:: Exercise materials ::
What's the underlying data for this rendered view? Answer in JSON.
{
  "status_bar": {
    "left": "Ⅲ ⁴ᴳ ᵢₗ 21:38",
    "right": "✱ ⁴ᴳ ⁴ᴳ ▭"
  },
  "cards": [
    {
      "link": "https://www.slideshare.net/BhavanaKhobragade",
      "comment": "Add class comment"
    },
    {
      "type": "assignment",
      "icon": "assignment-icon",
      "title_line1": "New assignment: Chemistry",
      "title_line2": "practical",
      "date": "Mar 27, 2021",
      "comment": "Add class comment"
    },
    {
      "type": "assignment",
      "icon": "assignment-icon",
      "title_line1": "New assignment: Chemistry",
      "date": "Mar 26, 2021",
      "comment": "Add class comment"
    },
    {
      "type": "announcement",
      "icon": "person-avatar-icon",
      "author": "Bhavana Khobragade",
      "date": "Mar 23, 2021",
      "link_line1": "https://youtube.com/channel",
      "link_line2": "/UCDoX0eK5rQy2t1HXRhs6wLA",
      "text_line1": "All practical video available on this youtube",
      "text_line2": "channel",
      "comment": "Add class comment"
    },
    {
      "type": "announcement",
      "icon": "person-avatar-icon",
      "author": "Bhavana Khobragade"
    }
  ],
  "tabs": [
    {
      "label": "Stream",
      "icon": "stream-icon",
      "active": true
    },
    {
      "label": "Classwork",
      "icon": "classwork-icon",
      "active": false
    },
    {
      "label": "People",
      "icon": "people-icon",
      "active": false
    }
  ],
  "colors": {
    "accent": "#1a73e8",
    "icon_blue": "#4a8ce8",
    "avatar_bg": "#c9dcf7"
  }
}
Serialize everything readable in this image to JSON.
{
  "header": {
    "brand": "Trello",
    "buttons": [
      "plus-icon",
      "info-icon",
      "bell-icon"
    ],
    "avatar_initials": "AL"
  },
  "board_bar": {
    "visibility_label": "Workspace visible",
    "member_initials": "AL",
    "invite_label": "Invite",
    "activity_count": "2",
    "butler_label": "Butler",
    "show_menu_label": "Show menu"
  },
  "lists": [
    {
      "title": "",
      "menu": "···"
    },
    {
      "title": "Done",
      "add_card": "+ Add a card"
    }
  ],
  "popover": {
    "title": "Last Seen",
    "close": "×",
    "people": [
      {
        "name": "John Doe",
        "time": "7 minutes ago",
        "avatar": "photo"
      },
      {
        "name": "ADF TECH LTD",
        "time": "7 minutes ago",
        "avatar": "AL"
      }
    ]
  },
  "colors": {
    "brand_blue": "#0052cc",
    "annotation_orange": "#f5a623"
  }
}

:: Problem requirements ::
Write out all of the records above exactly as they appear.

:: Exercise answer ::
What's the underlying data for this rendered view? Answer in JSON.
{
  "status_bar": {
    "left": "Ⅲ ⁴ᴳ ᵢₗ 21:38",
    "right": "✱ ⁴ᴳ ⁴ᴳ ▭"
  },
  "cards": [
    {
      "link": "https://www.slideshare.net/BhavanaKhobragade",
      "comment": "Add class comment"
    },
    {
      "type": "assignment",
      "icon": "assignment-icon",
      "title_line1": "New assignment: Chemistry",
      "title_line2": "practical",
      "date": "Mar 27, 2021",
      "comment": "Add class comment"
    },
    {
      "type": "assignment",
      "icon": "assignment-icon",
      "title_line1": "New assignment: Chemistry",
      "date": "Mar 26, 2021",
      "comment": "Add class comment"
    },
    {
      "type": "announcement",
      "icon": "person-avatar-icon",
      "author": "Bhavana Khobragade",
      "date": "Mar 23, 2021",
      "link_line1": "https://youtube.com/channel",
      "link_line2": "/UCDoX0eK5rQy2t1HXRhs6wLA",
      "text_line1": "All practical video available on this youtube",
      "text_line2": "channel",
      "comment": "Add class comment"
    },
    {
      "type": "announcement",
      "icon": "person-avatar-icon",
      "author": "Bhavana Khobragade"
    }
  ],
  "tabs": [
    {
      "label": "Stream",
      "icon": "stream-icon",
      "active": true
    },
    {
      "label": "Classwork",
      "icon": "classwork-icon",
      "active": false
    },
    {
      "label": "People",
      "icon": "people-icon",
      "active": false
    }
  ],
  "colors": {
    "accent": "#1a73e8",
    "icon_blue": "#4a8ce8",
    "avatar_bg": "#c9dcf7"
  }
}
Serialize everything readable in this image to JSON.
{
  "header": {
    "brand": "Trello",
    "buttons": [
      "plus-icon",
      "info-icon",
      "bell-icon"
    ],
    "avatar_initials": "AL"
  },
  "board_bar": {
    "visibility_label": "Workspace visible",
    "member_initials": "AL",
    "invite_label": "Invite",
    "activity_count": "2",
    "butler_label": "Butler",
    "show_menu_label": "Show menu"
  },
  "lists": [
    {
      "title": "",
      "menu": "···"
    },
    {
      "title": "Done",
      "add_card": "+ Add a card"
    }
  ],
  "popover": {
    "title": "Last Seen",
    "close": "×",
    "people": [
      {
        "name": "John Doe",
        "time": "7 minutes ago",
        "avatar": "photo"
      },
      {
        "name": "ADF TECH LTD",
        "time": "7 minutes ago",
        "avatar": "AL"
      }
    ]
  },
  "colors": {
    "brand_blue": "#0052cc",
    "annotation_orange": "#f5a623"
  }
}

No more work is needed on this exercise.